START Information provided

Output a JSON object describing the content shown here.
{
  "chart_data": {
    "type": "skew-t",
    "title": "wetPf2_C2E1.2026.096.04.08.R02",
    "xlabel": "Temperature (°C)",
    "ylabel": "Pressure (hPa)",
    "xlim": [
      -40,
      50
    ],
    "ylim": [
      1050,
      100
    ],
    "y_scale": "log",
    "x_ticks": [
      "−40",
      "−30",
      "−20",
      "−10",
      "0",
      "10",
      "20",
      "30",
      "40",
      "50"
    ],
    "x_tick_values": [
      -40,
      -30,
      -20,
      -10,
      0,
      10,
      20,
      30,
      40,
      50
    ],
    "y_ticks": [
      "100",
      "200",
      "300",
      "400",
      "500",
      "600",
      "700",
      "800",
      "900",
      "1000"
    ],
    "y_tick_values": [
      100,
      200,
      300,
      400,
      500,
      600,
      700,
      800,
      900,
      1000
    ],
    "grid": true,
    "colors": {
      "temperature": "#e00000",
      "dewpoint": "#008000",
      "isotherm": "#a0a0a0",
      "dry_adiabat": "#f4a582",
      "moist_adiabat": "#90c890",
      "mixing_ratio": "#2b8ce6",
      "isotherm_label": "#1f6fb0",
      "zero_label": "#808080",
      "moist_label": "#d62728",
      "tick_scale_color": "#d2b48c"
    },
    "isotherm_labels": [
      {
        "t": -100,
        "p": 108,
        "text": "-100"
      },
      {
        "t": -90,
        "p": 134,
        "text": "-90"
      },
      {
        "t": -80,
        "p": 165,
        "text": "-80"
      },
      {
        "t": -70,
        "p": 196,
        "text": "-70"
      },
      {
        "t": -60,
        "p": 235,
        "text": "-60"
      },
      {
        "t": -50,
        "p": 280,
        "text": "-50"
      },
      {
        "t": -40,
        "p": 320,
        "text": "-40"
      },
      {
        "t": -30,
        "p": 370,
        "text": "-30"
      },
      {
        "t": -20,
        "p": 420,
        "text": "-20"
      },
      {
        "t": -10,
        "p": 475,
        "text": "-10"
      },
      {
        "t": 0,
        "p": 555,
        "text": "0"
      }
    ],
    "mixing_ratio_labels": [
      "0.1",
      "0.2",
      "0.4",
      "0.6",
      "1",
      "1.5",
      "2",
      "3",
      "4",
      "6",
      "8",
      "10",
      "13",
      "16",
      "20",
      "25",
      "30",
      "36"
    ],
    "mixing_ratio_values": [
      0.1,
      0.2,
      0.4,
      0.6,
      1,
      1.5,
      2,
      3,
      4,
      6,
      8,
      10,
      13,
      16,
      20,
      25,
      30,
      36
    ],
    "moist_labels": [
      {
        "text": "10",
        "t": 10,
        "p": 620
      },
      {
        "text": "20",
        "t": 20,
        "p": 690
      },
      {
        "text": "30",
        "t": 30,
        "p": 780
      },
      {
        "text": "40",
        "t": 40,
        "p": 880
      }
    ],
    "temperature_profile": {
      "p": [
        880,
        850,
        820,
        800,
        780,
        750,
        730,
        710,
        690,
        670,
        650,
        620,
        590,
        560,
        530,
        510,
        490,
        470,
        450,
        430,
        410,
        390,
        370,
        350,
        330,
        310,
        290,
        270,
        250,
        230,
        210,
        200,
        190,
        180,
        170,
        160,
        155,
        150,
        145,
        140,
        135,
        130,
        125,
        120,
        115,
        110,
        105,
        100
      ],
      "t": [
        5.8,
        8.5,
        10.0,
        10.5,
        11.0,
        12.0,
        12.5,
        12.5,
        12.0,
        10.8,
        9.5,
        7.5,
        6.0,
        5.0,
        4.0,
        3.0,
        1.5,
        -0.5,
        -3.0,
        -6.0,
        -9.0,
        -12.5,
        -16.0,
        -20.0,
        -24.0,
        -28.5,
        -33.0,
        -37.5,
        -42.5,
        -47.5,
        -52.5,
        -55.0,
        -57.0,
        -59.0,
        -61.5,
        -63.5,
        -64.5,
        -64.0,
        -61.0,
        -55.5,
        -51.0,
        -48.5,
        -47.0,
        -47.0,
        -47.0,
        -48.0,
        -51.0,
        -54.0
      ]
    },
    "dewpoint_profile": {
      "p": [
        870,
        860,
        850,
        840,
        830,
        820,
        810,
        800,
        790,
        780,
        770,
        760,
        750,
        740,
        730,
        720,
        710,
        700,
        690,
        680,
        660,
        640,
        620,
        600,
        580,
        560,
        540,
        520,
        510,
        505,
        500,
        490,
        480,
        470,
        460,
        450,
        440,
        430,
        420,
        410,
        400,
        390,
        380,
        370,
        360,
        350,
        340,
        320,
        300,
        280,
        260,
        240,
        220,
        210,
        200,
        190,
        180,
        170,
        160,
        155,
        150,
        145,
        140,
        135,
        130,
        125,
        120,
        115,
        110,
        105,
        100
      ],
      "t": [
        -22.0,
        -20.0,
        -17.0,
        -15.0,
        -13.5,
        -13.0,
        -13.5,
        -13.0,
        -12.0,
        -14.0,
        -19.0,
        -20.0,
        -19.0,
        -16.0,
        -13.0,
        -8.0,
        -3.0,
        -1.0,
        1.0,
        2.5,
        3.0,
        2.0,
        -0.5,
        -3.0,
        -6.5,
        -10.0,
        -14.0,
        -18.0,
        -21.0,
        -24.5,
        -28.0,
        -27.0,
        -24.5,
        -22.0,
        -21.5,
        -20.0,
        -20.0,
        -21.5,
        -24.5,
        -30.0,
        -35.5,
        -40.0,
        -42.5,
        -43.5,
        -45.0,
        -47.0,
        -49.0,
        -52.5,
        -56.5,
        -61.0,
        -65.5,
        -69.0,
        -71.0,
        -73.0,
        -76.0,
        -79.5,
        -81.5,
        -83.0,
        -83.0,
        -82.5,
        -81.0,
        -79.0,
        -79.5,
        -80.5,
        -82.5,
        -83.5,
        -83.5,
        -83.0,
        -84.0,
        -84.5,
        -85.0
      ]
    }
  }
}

END Information provided

§ Required task
Give back all the data exactly as written.

§ Result for this exercise
Output a JSON object describing the content shown here.
{
  "chart_data": {
    "type": "skew-t",
    "title": "wetPf2_C2E1.2026.096.04.08.R02",
    "xlabel": "Temperature (°C)",
    "ylabel": "Pressure (hPa)",
    "xlim": [
      -40,
      50
    ],
    "ylim": [
      1050,
      100
    ],
    "y_scale": "log",
    "x_ticks": [
      "−40",
      "−30",
      "−20",
      "−10",
      "0",
      "10",
      "20",
      "30",
      "40",
      "50"
    ],
    "x_tick_values": [
      -40,
      -30,
      -20,
      -10,
      0,
      10,
      20,
      30,
      40,
      50
    ],
    "y_ticks": [
      "100",
      "200",
      "300",
      "400",
      "500",
      "600",
      "700",
      "800",
      "900",
      "1000"
    ],
    "y_tick_values": [
      100,
      200,
      300,
      400,
      500,
      600,
      700,
      800,
      900,
      1000
    ],
    "grid": true,
    "colors": {
      "temperature": "#e00000",
      "dewpoint": "#008000",
      "isotherm": "#a0a0a0",
      "dry_adiabat": "#f4a582",
      "moist_adiabat": "#90c890",
      "mixing_ratio": "#2b8ce6",
      "isotherm_label": "#1f6fb0",
      "zero_label": "#808080",
      "moist_label": "#d62728",
      "tick_scale_color": "#d2b48c"
    },
    "isotherm_labels": [
      {
        "t": -100,
        "p": 108,
        "text": "-100"
      },
      {
        "t": -90,
        "p": 134,
        "text": "-90"
      },
      {
        "t": -80,
        "p": 165,
        "text": "-80"
      },
      {
        "t": -70,
        "p": 196,
        "text": "-70"
      },
      {
        "t": -60,
        "p": 235,
        "text": "-60"
      },
      {
        "t": -50,
        "p": 280,
        "text": "-50"
      },
      {
        "t": -40,
        "p": 320,
        "text": "-40"
      },
      {
        "t": -30,
        "p": 370,
        "text": "-30"
      },
      {
        "t": -20,
        "p": 420,
        "text": "-20"
      },
      {
        "t": -10,
        "p": 475,
        "text": "-10"
      },
      {
        "t": 0,
        "p": 555,
        "text": "0"
      }
    ],
    "mixing_ratio_labels": [
      "0.1",
      "0.2",
      "0.4",
      "0.6",
      "1",
      "1.5",
      "2",
      "3",
      "4",
      "6",
      "8",
      "10",
      "13",
      "16",
      "20",
      "25",
      "30",
      "36"
    ],
    "mixing_ratio_values": [
      0.1,
      0.2,
      0.4,
      0.6,
      1,
      1.5,
      2,
      3,
      4,
      6,
      8,
      10,
      13,
      16,
      20,
      25,
      30,
      36
    ],
    "moist_labels": [
      {
        "text": "10",
        "t": 10,
        "p": 620
      },
      {
        "text": "20",
        "t": 20,
        "p": 690
      },
      {
        "text": "30",
        "t": 30,
        "p": 780
      },
      {
        "text": "40",
        "t": 40,
        "p": 880
      }
    ],
    "temperature_profile": {
      "p": [
        880,
        850,
        820,
        800,
        780,
        750,
        730,
        710,
        690,
        670,
        650,
        620,
        590,
        560,
        530,
        510,
        490,
        470,
        450,
        430,
        410,
        390,
        370,
        350,
        330,
        310,
        290,
        270,
        250,
        230,
        210,
        200,
        190,
        180,
        170,
        160,
        155,
        150,
        145,
        140,
        135,
        130,
        125,
        120,
        115,
        110,
        105,
        100
      ],
      "t": [
        5.8,
        8.5,
        10.0,
        10.5,
        11.0,
        12.0,
        12.5,
        12.5,
        12.0,
        10.8,
        9.5,
        7.5,
        6.0,
        5.0,
        4.0,
        3.0,
        1.5,
        -0.5,
        -3.0,
        -6.0,
        -9.0,
        -12.5,
        -16.0,
        -20.0,
        -24.0,
        -28.5,
        -33.0,
        -37.5,
        -42.5,
        -47.5,
        -52.5,
        -55.0,
        -57.0,
        -59.0,
        -61.5,
        -63.5,
        -64.5,
        -64.0,
        -61.0,
        -55.5,
        -51.0,
        -48.5,
        -47.0,
        -47.0,
        -47.0,
        -48.0,
        -51.0,
        -54.0
      ]
    },
    "dewpoint_profile": {
      "p": [
        870,
        860,
        850,
        840,
        830,
        820,
        810,
        800,
        790,
        780,
        770,
        760,
        750,
        740,
        730,
        720,
        710,
        700,
        690,
        680,
        660,
        640,
        620,
        600,
        580,
        560,
        540,
        520,
        510,
        505,
        500,
        490,
        480,
        470,
        460,
        450,
        440,
        430,
        420,
        410,
        400,
        390,
        380,
        370,
        360,
        350,
        340,
        320,
        300,
        280,
        260,
        240,
        220,
        210,
        200,
        190,
        180,
        170,
        160,
        155,
        150,
        145,
        140,
        135,
        130,
        125,
        120,
        115,
        110,
        105,
        100
      ],
      "t": [
        -22.0,
        -20.0,
        -17.0,
        -15.0,
        -13.5,
        -13.0,
        -13.5,
        -13.0,
        -12.0,
        -14.0,
        -19.0,
        -20.0,
        -19.0,
        -16.0,
        -13.0,
        -8.0,
        -3.0,
        -1.0,
        1.0,
        2.5,
        3.0,
        2.0,
        -0.5,
        -3.0,
        -6.5,
        -10.0,
        -14.0,
        -18.0,
        -21.0,
        -24.5,
        -28.0,
        -27.0,
        -24.5,
        -22.0,
        -21.5,
        -20.0,
        -20.0,
        -21.5,
        -24.5,
        -30.0,
        -35.5,
        -40.0,
        -42.5,
        -43.5,
        -45.0,
        -47.0,
        -49.0,
        -52.5,
        -56.5,
        -61.0,
        -65.5,
        -69.0,
        -71.0,
        -73.0,
        -76.0,
        -79.5,
        -81.5,
        -83.0,
        -83.0,
        -82.5,
        -81.0,
        -79.0,
        -79.5,
        -80.5,
        -82.5,
        -83.5,
        -83.5,
        -83.0,
        -84.0,
        -84.5,
        -85.0
      ]
    }
  }
}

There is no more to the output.